_THE EXERCISE:_ What is the number of lines in the data holding the word "this"? Give that number by itself.

_SUPPLIED DATA:_
* * *

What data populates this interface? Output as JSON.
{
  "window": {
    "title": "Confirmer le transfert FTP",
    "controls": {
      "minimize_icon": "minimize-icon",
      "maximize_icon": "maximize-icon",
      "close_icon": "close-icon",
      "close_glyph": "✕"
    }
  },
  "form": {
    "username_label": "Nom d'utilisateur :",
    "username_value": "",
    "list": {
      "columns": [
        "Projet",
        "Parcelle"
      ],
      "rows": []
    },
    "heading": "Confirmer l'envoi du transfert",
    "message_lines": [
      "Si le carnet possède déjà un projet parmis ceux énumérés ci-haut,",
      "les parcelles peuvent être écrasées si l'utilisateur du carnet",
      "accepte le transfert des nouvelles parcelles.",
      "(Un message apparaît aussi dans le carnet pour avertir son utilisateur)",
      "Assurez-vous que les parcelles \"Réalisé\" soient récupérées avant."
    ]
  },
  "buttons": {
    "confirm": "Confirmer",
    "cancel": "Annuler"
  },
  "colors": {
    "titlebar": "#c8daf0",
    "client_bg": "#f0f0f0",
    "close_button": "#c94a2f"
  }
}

* * *

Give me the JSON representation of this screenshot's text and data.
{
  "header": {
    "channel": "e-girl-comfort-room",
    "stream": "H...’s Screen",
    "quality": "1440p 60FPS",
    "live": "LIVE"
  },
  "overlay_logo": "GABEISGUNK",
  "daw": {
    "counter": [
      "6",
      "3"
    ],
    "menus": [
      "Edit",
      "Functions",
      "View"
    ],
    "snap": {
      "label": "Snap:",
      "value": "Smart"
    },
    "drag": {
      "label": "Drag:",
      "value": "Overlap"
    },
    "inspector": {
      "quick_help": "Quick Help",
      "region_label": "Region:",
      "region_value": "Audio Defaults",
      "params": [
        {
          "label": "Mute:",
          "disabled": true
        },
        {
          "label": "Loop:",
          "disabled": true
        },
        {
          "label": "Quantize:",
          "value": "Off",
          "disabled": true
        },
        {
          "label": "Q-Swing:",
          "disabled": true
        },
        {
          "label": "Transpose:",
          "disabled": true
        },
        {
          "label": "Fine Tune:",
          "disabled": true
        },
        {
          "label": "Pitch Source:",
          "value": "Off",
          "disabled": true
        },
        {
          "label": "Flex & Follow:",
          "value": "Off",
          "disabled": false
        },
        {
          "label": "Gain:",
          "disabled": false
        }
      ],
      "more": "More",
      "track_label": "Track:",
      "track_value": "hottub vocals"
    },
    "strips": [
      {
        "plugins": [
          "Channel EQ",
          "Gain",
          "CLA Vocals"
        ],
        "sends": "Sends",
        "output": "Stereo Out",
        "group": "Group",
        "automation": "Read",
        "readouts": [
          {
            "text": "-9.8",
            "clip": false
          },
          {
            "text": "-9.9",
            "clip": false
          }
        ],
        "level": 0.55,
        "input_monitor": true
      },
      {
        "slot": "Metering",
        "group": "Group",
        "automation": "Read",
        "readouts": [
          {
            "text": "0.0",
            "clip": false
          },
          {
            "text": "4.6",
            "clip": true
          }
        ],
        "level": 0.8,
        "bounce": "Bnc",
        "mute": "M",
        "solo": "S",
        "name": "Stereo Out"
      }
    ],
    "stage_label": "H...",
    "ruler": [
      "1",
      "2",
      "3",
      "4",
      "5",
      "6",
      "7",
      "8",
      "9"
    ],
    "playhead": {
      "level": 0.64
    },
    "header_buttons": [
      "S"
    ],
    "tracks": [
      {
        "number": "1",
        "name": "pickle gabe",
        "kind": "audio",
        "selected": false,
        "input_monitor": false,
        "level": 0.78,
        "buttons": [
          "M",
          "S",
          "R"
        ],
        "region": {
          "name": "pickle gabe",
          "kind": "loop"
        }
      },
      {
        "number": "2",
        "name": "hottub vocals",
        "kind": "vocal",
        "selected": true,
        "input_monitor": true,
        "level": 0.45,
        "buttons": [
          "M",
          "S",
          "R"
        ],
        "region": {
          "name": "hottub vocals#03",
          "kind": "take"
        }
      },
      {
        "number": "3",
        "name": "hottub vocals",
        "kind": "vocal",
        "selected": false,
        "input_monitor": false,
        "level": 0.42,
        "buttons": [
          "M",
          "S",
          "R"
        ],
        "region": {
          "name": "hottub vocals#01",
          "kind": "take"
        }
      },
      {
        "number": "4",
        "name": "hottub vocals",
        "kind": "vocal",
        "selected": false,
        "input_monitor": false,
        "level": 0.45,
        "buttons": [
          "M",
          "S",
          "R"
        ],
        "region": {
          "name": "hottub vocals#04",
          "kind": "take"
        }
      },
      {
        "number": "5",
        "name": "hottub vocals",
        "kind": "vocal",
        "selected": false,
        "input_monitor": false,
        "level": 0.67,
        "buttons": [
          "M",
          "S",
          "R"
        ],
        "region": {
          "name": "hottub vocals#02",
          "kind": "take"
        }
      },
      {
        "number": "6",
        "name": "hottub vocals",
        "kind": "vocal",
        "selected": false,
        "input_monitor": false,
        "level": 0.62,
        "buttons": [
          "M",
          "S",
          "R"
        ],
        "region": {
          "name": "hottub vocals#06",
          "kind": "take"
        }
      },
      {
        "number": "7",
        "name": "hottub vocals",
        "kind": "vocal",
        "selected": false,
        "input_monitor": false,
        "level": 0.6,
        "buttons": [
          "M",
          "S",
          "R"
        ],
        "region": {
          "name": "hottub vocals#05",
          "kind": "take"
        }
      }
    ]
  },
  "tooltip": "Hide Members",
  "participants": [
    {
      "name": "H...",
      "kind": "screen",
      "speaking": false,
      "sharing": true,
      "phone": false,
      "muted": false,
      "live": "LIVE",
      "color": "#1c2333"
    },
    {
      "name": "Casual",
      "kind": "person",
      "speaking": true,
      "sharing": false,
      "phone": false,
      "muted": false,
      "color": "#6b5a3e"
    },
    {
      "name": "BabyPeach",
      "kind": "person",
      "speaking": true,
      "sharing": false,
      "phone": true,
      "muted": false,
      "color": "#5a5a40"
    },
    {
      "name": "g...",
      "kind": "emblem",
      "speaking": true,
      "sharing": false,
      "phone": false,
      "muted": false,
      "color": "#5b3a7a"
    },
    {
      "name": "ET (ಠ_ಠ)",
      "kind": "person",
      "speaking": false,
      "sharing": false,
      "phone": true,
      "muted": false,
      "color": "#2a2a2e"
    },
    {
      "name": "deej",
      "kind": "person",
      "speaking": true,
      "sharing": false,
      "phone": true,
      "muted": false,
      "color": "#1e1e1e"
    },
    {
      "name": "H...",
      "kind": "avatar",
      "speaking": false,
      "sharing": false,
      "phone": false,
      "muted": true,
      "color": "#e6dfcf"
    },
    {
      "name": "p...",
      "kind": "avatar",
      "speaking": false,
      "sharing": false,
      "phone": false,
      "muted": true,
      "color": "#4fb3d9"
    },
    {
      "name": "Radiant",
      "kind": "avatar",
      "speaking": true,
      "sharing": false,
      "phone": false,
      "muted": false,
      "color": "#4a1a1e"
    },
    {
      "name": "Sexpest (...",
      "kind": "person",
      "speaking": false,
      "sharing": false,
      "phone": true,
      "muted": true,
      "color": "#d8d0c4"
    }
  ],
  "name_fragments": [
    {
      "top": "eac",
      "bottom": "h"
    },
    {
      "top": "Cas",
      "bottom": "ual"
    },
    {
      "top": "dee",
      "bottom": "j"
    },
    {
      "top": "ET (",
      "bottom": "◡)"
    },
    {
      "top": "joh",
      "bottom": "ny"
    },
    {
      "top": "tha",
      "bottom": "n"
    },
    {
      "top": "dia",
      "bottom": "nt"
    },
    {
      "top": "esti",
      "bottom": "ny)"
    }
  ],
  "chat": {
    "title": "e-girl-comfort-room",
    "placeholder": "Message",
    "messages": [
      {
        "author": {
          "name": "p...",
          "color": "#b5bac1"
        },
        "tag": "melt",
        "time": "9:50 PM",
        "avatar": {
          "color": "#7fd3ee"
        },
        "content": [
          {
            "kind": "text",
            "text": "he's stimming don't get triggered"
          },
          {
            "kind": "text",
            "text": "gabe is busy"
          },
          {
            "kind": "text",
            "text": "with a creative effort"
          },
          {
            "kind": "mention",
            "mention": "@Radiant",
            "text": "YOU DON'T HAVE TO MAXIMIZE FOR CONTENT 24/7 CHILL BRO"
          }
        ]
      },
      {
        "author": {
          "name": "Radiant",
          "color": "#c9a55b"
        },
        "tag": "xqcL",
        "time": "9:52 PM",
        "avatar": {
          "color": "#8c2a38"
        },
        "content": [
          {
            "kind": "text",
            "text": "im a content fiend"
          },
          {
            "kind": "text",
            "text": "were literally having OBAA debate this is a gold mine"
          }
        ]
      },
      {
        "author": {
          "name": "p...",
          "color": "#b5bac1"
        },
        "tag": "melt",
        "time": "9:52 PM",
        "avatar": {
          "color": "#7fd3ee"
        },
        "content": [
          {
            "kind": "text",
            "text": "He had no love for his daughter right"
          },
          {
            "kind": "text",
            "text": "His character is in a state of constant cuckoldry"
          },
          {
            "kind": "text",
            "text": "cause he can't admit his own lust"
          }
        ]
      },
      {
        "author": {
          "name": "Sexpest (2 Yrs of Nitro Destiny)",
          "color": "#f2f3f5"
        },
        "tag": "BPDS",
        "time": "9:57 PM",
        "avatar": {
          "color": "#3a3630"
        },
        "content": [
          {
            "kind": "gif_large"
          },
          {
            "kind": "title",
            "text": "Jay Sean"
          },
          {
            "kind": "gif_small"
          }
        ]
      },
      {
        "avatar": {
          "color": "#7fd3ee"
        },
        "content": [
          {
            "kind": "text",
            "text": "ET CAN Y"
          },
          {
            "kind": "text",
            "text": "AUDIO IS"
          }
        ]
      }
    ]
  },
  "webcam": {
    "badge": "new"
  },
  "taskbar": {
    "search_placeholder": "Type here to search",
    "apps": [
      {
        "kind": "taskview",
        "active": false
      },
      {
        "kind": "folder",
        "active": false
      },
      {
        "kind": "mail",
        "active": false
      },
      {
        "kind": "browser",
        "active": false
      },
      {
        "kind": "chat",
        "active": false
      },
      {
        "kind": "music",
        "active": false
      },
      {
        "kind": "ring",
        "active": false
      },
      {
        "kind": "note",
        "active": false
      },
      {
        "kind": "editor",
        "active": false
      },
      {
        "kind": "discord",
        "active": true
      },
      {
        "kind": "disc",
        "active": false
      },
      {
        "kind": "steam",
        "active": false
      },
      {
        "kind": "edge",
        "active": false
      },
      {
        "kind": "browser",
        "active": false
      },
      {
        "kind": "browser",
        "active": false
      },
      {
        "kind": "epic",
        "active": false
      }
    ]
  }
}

* * *

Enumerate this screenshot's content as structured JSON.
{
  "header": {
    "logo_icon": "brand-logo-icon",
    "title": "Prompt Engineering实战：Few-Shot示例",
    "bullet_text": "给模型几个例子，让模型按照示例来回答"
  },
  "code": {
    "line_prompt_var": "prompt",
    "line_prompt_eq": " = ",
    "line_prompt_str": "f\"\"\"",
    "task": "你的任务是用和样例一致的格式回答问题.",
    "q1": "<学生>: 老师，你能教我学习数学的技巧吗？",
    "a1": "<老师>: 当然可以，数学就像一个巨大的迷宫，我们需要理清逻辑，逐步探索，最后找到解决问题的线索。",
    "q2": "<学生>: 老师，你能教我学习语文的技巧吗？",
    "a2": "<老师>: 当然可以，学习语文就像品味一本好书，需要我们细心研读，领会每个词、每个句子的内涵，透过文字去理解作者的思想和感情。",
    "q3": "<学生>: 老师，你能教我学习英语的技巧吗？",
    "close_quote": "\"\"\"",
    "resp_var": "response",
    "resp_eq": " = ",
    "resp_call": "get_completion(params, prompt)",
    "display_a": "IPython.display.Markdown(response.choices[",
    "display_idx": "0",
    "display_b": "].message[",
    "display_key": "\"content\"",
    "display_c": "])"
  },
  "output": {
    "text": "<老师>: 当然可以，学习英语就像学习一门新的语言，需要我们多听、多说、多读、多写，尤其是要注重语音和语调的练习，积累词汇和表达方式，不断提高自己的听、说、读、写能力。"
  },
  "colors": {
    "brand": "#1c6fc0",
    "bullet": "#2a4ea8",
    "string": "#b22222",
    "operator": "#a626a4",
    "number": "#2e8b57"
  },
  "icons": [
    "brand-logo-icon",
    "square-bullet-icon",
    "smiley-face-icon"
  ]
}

* * *

_FINAL RESULT:_ 4